* [What needs to be done] All records are to be retyped faithfully and completely.

** Start **

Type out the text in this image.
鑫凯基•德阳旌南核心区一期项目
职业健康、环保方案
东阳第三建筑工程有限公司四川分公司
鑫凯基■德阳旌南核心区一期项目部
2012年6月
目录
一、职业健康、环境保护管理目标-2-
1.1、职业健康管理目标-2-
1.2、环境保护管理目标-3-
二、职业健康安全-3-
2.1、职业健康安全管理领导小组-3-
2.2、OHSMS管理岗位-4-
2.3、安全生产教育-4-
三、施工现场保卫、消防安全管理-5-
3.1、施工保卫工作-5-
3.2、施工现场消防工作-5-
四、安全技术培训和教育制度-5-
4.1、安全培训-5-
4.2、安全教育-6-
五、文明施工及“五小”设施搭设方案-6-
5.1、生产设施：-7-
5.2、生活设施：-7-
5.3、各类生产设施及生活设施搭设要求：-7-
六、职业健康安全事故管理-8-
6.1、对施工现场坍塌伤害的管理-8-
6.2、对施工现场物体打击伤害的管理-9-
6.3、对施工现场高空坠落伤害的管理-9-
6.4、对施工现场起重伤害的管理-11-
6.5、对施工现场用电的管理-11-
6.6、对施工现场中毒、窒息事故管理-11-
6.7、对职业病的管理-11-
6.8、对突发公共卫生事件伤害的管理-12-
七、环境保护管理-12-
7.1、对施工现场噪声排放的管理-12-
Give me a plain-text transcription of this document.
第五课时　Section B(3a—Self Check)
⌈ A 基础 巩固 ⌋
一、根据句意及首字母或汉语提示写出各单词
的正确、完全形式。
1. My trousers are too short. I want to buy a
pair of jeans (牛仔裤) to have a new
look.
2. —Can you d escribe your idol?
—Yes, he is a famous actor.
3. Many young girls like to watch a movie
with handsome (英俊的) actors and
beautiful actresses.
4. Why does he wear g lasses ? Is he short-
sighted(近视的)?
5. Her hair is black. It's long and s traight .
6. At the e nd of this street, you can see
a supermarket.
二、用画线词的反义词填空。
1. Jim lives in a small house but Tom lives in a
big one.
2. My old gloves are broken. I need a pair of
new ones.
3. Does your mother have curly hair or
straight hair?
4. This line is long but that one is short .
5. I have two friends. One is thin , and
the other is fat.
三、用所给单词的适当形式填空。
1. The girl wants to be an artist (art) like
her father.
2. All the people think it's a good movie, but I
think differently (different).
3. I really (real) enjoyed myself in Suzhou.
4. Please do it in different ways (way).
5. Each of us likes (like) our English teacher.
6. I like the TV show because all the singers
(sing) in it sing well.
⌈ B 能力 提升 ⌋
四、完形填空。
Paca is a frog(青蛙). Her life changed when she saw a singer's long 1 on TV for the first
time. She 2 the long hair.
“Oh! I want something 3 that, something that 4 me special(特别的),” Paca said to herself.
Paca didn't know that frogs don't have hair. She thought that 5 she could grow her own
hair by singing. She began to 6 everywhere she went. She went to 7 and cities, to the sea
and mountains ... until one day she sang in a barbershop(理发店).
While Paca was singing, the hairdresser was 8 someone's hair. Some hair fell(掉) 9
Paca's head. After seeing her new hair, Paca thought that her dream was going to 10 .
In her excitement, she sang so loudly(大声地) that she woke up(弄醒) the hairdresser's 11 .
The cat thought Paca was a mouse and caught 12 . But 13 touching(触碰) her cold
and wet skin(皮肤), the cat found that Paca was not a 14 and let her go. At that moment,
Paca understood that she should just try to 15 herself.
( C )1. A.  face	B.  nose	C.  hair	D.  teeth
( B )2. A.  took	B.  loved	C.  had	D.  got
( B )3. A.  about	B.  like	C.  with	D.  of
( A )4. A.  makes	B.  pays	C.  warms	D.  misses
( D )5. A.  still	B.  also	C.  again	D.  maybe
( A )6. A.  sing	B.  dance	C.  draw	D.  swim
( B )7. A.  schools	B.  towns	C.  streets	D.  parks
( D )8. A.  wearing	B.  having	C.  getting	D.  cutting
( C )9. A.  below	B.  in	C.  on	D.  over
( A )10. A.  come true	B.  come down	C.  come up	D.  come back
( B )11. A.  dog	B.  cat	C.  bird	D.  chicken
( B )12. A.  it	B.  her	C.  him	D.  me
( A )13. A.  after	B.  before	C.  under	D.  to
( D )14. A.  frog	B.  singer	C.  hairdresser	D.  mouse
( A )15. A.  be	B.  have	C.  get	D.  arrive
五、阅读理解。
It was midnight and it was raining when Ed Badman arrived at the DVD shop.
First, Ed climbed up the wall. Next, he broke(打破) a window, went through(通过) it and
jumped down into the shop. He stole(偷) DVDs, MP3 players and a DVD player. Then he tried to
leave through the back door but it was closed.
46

** End **

* [Exercise solution]
Type out the text in this image.
鑫凯基•德阳旌南核心区一期项目
职业健康、环保方案
东阳第三建筑工程有限公司四川分公司
鑫凯基■德阳旌南核心区一期项目部
2012年6月
目录
一、职业健康、环境保护管理目标-2-
1.1、职业健康管理目标-2-
1.2、环境保护管理目标-3-
二、职业健康安全-3-
2.1、职业健康安全管理领导小组-3-
2.2、OHSMS管理岗位-4-
2.3、安全生产教育-4-
三、施工现场保卫、消防安全管理-5-
3.1、施工保卫工作-5-
3.2、施工现场消防工作-5-
四、安全技术培训和教育制度-5-
4.1、安全培训-5-
4.2、安全教育-6-
五、文明施工及“五小”设施搭设方案-6-
5.1、生产设施：-7-
5.2、生活设施：-7-
5.3、各类生产设施及生活设施搭设要求：-7-
六、职业健康安全事故管理-8-
6.1、对施工现场坍塌伤害的管理-8-
6.2、对施工现场物体打击伤害的管理-9-
6.3、对施工现场高空坠落伤害的管理-9-
6.4、对施工现场起重伤害的管理-11-
6.5、对施工现场用电的管理-11-
6.6、对施工现场中毒、窒息事故管理-11-
6.7、对职业病的管理-11-
6.8、对突发公共卫生事件伤害的管理-12-
七、环境保护管理-12-
7.1、对施工现场噪声排放的管理-12-
Give me a plain-text transcription of this document.
第五课时　Section B(3a—Self Check)
⌈ A 基础 巩固 ⌋
一、根据句意及首字母或汉语提示写出各单词
的正确、完全形式。
1. My trousers are too short. I want to buy a
pair of jeans (牛仔裤) to have a new
look.
2. —Can you d escribe your idol?
—Yes, he is a famous actor.
3. Many young girls like to watch a movie
with handsome (英俊的) actors and
beautiful actresses.
4. Why does he wear g lasses ? Is he short-
sighted(近视的)?
5. Her hair is black. It's long and s traight .
6. At the e nd of this street, you can see
a supermarket.
二、用画线词的反义词填空。
1. Jim lives in a small house but Tom lives in a
big one.
2. My old gloves are broken. I need a pair of
new ones.
3. Does your mother have curly hair or
straight hair?
4. This line is long but that one is short .
5. I have two friends. One is thin , and
the other is fat.
三、用所给单词的适当形式填空。
1. The girl wants to be an artist (art) like
her father.
2. All the people think it's a good movie, but I
think differently (different).
3. I really (real) enjoyed myself in Suzhou.
4. Please do it in different ways (way).
5. Each of us likes (like) our English teacher.
6. I like the TV show because all the singers
(sing) in it sing well.
⌈ B 能力 提升 ⌋
四、完形填空。
Paca is a frog(青蛙). Her life changed when she saw a singer's long 1 on TV for the first
time. She 2 the long hair.
“Oh! I want something 3 that, something that 4 me special(特别的),” Paca said to herself.
Paca didn't know that frogs don't have hair. She thought that 5 she could grow her own
hair by singing. She began to 6 everywhere she went. She went to 7 and cities, to the sea
and mountains ... until one day she sang in a barbershop(理发店).
While Paca was singing, the hairdresser was 8 someone's hair. Some hair fell(掉) 9
Paca's head. After seeing her new hair, Paca thought that her dream was going to 10 .
In her excitement, she sang so loudly(大声地) that she woke up(弄醒) the hairdresser's 11 .
The cat thought Paca was a mouse and caught 12 . But 13 touching(触碰) her cold
and wet skin(皮肤), the cat found that Paca was not a 14 and let her go. At that moment,
Paca understood that she should just try to 15 herself.
( C )1. A.  face	B.  nose	C.  hair	D.  teeth
( B )2. A.  took	B.  loved	C.  had	D.  got
( B )3. A.  about	B.  like	C.  with	D.  of
( A )4. A.  makes	B.  pays	C.  warms	D.  misses
( D )5. A.  still	B.  also	C.  again	D.  maybe
( A )6. A.  sing	B.  dance	C.  draw	D.  swim
( B )7. A.  schools	B.  towns	C.  streets	D.  parks
( D )8. A.  wearing	B.  having	C.  getting	D.  cutting
( C )9. A.  below	B.  in	C.  on	D.  over
( A )10. A.  come true	B.  come down	C.  come up	D.  come back
( B )11. A.  dog	B.  cat	C.  bird	D.  chicken
( B )12. A.  it	B.  her	C.  him	D.  me
( A )13. A.  after	B.  before	C.  under	D.  to
( D )14. A.  frog	B.  singer	C.  hairdresser	D.  mouse
( A )15. A.  be	B.  have	C.  get	D.  arrive
五、阅读理解。
It was midnight and it was raining when Ed Badman arrived at the DVD shop.
First, Ed climbed up the wall. Next, he broke(打破) a window, went through(通过) it and
jumped down into the shop. He stole(偷) DVDs, MP3 players and a DVD player. Then he tried to
leave through the back door but it was closed.
46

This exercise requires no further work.